YOUR OBJECTIVE: Write out the listing below again, precisely as it is given.

Dataset items:
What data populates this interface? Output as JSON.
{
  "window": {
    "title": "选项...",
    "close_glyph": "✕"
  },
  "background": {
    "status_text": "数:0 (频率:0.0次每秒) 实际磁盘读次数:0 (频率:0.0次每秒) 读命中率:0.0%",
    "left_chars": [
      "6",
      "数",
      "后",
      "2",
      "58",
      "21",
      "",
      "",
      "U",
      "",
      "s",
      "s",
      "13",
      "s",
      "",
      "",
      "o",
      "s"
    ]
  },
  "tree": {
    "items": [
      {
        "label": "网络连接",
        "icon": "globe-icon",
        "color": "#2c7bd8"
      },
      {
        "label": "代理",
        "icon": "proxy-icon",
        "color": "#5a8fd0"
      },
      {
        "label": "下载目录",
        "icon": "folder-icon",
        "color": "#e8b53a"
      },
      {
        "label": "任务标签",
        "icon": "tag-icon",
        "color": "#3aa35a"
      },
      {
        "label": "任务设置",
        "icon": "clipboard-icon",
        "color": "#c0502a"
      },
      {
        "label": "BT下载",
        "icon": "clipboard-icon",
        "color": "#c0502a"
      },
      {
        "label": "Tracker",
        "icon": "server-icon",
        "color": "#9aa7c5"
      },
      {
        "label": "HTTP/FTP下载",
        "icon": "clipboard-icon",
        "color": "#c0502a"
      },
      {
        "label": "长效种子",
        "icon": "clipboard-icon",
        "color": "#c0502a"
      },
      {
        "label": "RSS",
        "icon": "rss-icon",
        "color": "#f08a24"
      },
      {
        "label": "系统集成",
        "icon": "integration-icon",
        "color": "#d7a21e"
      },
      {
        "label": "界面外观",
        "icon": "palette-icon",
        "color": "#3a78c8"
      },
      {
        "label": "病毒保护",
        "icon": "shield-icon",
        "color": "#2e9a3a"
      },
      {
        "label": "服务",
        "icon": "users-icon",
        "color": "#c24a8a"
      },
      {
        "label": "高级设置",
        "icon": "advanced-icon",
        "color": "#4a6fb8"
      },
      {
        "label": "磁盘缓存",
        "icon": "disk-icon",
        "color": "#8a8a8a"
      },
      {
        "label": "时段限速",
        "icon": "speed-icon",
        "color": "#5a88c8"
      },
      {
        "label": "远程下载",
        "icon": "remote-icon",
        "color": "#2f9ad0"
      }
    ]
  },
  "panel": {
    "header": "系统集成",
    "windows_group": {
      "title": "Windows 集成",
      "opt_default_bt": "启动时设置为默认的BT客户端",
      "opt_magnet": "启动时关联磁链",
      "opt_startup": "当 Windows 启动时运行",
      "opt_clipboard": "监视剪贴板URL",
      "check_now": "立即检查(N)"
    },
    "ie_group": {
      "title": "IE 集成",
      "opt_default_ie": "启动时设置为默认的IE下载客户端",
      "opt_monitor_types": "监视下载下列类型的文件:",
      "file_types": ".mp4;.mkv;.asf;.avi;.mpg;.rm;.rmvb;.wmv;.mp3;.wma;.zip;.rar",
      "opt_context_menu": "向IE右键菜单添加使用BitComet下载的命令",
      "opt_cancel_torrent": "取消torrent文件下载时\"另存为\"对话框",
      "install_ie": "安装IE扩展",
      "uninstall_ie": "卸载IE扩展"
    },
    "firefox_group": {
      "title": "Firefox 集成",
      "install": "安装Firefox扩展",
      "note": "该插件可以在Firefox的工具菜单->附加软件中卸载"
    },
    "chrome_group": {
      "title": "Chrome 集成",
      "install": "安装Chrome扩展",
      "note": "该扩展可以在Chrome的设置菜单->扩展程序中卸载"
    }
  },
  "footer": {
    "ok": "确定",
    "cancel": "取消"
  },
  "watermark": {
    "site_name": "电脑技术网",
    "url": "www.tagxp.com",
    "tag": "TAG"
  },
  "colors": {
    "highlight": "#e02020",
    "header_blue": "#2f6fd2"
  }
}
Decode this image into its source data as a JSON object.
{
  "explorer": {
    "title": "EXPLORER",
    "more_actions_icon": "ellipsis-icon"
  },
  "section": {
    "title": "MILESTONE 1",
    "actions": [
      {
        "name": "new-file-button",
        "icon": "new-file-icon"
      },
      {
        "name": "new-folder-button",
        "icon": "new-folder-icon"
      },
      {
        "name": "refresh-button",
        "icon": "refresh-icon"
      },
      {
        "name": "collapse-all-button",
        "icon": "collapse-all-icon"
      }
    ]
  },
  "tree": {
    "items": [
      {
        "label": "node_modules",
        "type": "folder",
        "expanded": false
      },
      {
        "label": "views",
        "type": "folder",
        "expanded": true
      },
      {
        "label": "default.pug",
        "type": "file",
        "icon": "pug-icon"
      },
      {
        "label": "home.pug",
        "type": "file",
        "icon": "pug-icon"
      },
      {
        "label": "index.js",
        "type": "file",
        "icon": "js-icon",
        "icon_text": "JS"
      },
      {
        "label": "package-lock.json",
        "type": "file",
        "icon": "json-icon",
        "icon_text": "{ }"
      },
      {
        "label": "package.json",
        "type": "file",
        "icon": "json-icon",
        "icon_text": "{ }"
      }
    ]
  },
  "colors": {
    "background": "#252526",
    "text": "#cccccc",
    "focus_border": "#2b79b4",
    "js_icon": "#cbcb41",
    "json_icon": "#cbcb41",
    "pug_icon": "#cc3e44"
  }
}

FINISHED ANSWER:
What data populates this interface? Output as JSON.
{
  "window": {
    "title": "选项...",
    "close_glyph": "✕"
  },
  "background": {
    "status_text": "数:0 (频率:0.0次每秒) 实际磁盘读次数:0 (频率:0.0次每秒) 读命中率:0.0%",
    "left_chars": [
      "6",
      "数",
      "后",
      "2",
      "58",
      "21",
      "",
      "",
      "U",
      "",
      "s",
      "s",
      "13",
      "s",
      "",
      "",
      "o",
      "s"
    ]
  },
  "tree": {
    "items": [
      {
        "label": "网络连接",
        "icon": "globe-icon",
        "color": "#2c7bd8"
      },
      {
        "label": "代理",
        "icon": "proxy-icon",
        "color": "#5a8fd0"
      },
      {
        "label": "下载目录",
        "icon": "folder-icon",
        "color": "#e8b53a"
      },
      {
        "label": "任务标签",
        "icon": "tag-icon",
        "color": "#3aa35a"
      },
      {
        "label": "任务设置",
        "icon": "clipboard-icon",
        "color": "#c0502a"
      },
      {
        "label": "BT下载",
        "icon": "clipboard-icon",
        "color": "#c0502a"
      },
      {
        "label": "Tracker",
        "icon": "server-icon",
        "color": "#9aa7c5"
      },
      {
        "label": "HTTP/FTP下载",
        "icon": "clipboard-icon",
        "color": "#c0502a"
      },
      {
        "label": "长效种子",
        "icon": "clipboard-icon",
        "color": "#c0502a"
      },
      {
        "label": "RSS",
        "icon": "rss-icon",
        "color": "#f08a24"
      },
      {
        "label": "系统集成",
        "icon": "integration-icon",
        "color": "#d7a21e"
      },
      {
        "label": "界面外观",
        "icon": "palette-icon",
        "color": "#3a78c8"
      },
      {
        "label": "病毒保护",
        "icon": "shield-icon",
        "color": "#2e9a3a"
      },
      {
        "label": "服务",
        "icon": "users-icon",
        "color": "#c24a8a"
      },
      {
        "label": "高级设置",
        "icon": "advanced-icon",
        "color": "#4a6fb8"
      },
      {
        "label": "磁盘缓存",
        "icon": "disk-icon",
        "color": "#8a8a8a"
      },
      {
        "label": "时段限速",
        "icon": "speed-icon",
        "color": "#5a88c8"
      },
      {
        "label": "远程下载",
        "icon": "remote-icon",
        "color": "#2f9ad0"
      }
    ]
  },
  "panel": {
    "header": "系统集成",
    "windows_group": {
      "title": "Windows 集成",
      "opt_default_bt": "启动时设置为默认的BT客户端",
      "opt_magnet": "启动时关联磁链",
      "opt_startup": "当 Windows 启动时运行",
      "opt_clipboard": "监视剪贴板URL",
      "check_now": "立即检查(N)"
    },
    "ie_group": {
      "title": "IE 集成",
      "opt_default_ie": "启动时设置为默认的IE下载客户端",
      "opt_monitor_types": "监视下载下列类型的文件:",
      "file_types": ".mp4;.mkv;.asf;.avi;.mpg;.rm;.rmvb;.wmv;.mp3;.wma;.zip;.rar",
      "opt_context_menu": "向IE右键菜单添加使用BitComet下载的命令",
      "opt_cancel_torrent": "取消torrent文件下载时\"另存为\"对话框",
      "install_ie": "安装IE扩展",
      "uninstall_ie": "卸载IE扩展"
    },
    "firefox_group": {
      "title": "Firefox 集成",
      "install": "安装Firefox扩展",
      "note": "该插件可以在Firefox的工具菜单->附加软件中卸载"
    },
    "chrome_group": {
      "title": "Chrome 集成",
      "install": "安装Chrome扩展",
      "note": "该扩展可以在Chrome的设置菜单->扩展程序中卸载"
    }
  },
  "footer": {
    "ok": "确定",
    "cancel": "取消"
  },
  "watermark": {
    "site_name": "电脑技术网",
    "url": "www.tagxp.com",
    "tag": "TAG"
  },
  "colors": {
    "highlight": "#e02020",
    "header_blue": "#2f6fd2"
  }
}
Decode this image into its source data as a JSON object.
{
  "explorer": {
    "title": "EXPLORER",
    "more_actions_icon": "ellipsis-icon"
  },
  "section": {
    "title": "MILESTONE 1",
    "actions": [
      {
        "name": "new-file-button",
        "icon": "new-file-icon"
      },
      {
        "name": "new-folder-button",
        "icon": "new-folder-icon"
      },
      {
        "name": "refresh-button",
        "icon": "refresh-icon"
      },
      {
        "name": "collapse-all-button",
        "icon": "collapse-all-icon"
      }
    ]
  },
  "tree": {
    "items": [
      {
        "label": "node_modules",
        "type": "folder",
        "expanded": false
      },
      {
        "label": "views",
        "type": "folder",
        "expanded": true
      },
      {
        "label": "default.pug",
        "type": "file",
        "icon": "pug-icon"
      },
      {
        "label": "home.pug",
        "type": "file",
        "icon": "pug-icon"
      },
      {
        "label": "index.js",
        "type": "file",
        "icon": "js-icon",
        "icon_text": "JS"
      },
      {
        "label": "package-lock.json",
        "type": "file",
        "icon": "json-icon",
        "icon_text": "{ }"
      },
      {
        "label": "package.json",
        "type": "file",
        "icon": "json-icon",
        "icon_text": "{ }"
      }
    ]
  },
  "colors": {
    "background": "#252526",
    "text": "#cccccc",
    "focus_border": "#2b79b4",
    "js_icon": "#cbcb41",
    "json_icon": "#cbcb41",
    "pug_icon": "#cc3e44"
  }
}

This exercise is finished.